→ **WRITTEN REQUEST**
Leave the pictures out and print every record below exactly as it stands.

→ **SOURCE MATERIAL**
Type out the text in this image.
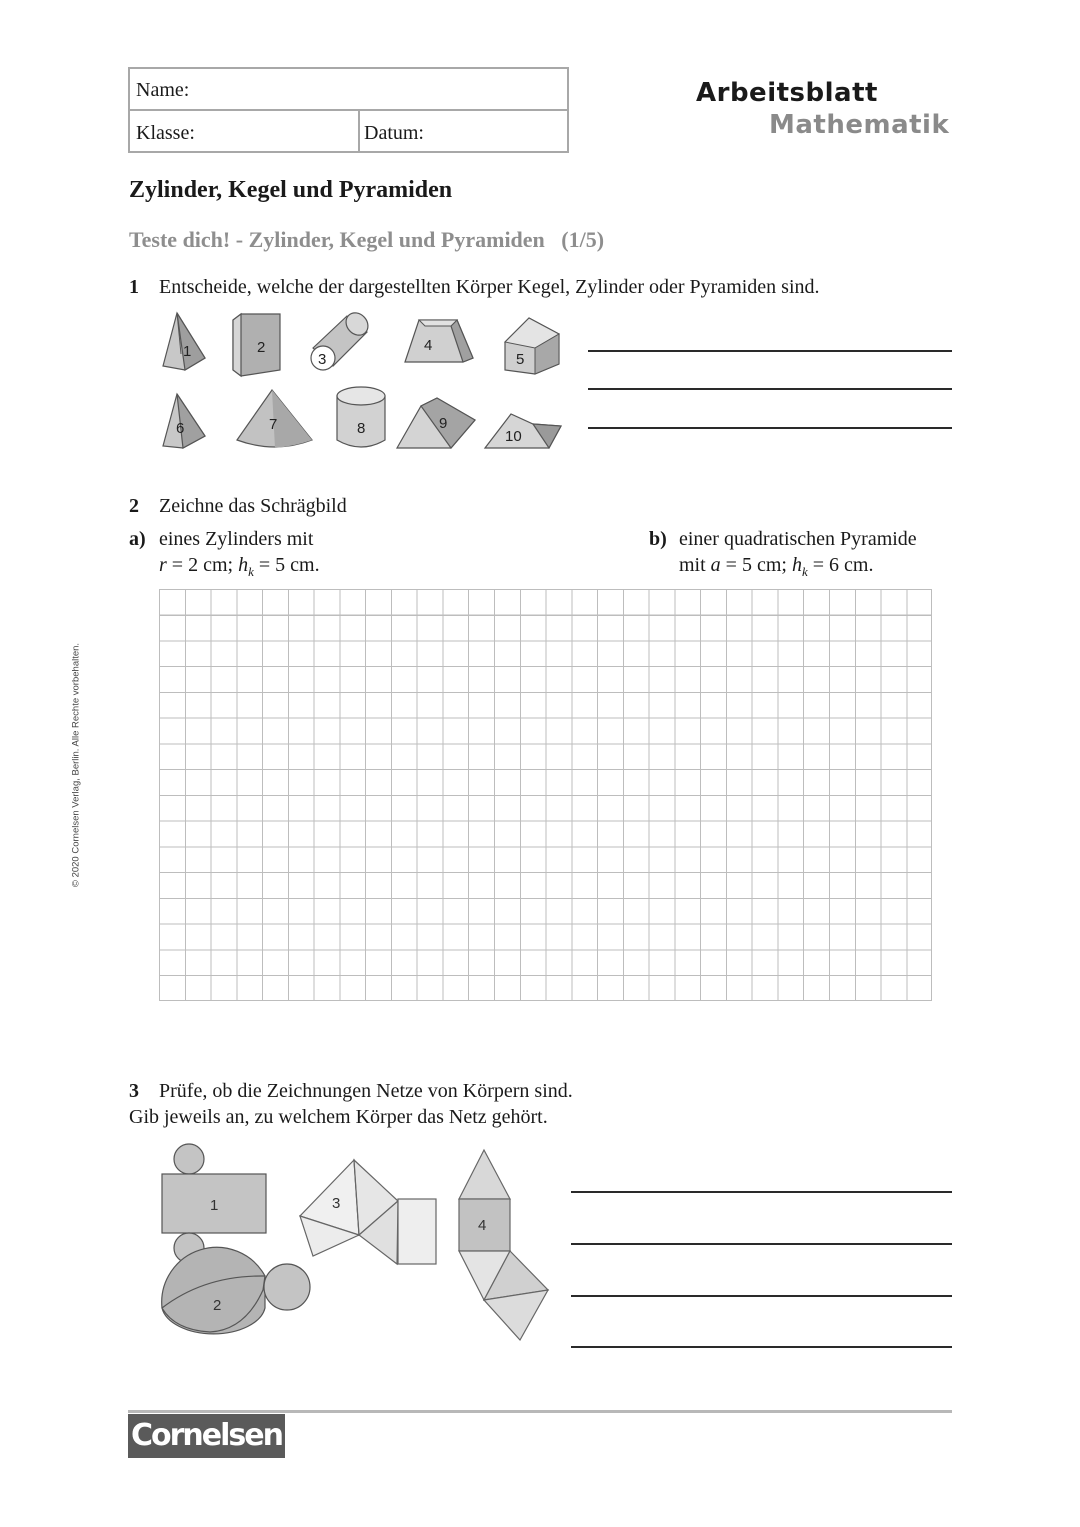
Name:
Klasse:	Datum:
Arbeitsblatt
Mathematik
Zylinder, Kegel und Pyramiden
Teste dich! - Zylinder, Kegel und Pyramiden   (1/5)
1 Entscheide, welche der dargestellten Körper Kegel, Zylinder oder Pyramiden sind.
1	2
3
4
5
6	7	8	9
10
2 Zeichne das Schrägbild
a) eines Zylinders mit
r = 2 cm; $h_k = 5$ cm.
b) einer quadratischen Pyramide
mit a = 5 cm; $h_k = 6$ cm.
© 2020 Cornelsen Verlag, Berlin. Alle Rechte vorbehalten.
3 Prüfe, ob die Zeichnungen Netze von Körpern sind.
Gib jeweils an, zu welchem Körper das Netz gehört.
1
2
3
4
Cornelsen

→ **OUTPUT BELOW**
Type out the text in this image.
Name:
Klasse:	Datum:
Arbeitsblatt
Mathematik
Zylinder, Kegel und Pyramiden
Teste dich! - Zylinder, Kegel und Pyramiden   (1/5)
1 Entscheide, welche der dargestellten Körper Kegel, Zylinder oder Pyramiden sind.
1	2
3
4
5
6	7	8	9
10
2 Zeichne das Schrägbild
a) eines Zylinders mit
r = 2 cm; $h_k = 5$ cm.
b) einer quadratischen Pyramide
mit a = 5 cm; $h_k = 6$ cm.
© 2020 Cornelsen Verlag, Berlin. Alle Rechte vorbehalten.
3 Prüfe, ob die Zeichnungen Netze von Körpern sind.
Gib jeweils an, zu welchem Körper das Netz gehört.
1
2
3
4
Cornelsen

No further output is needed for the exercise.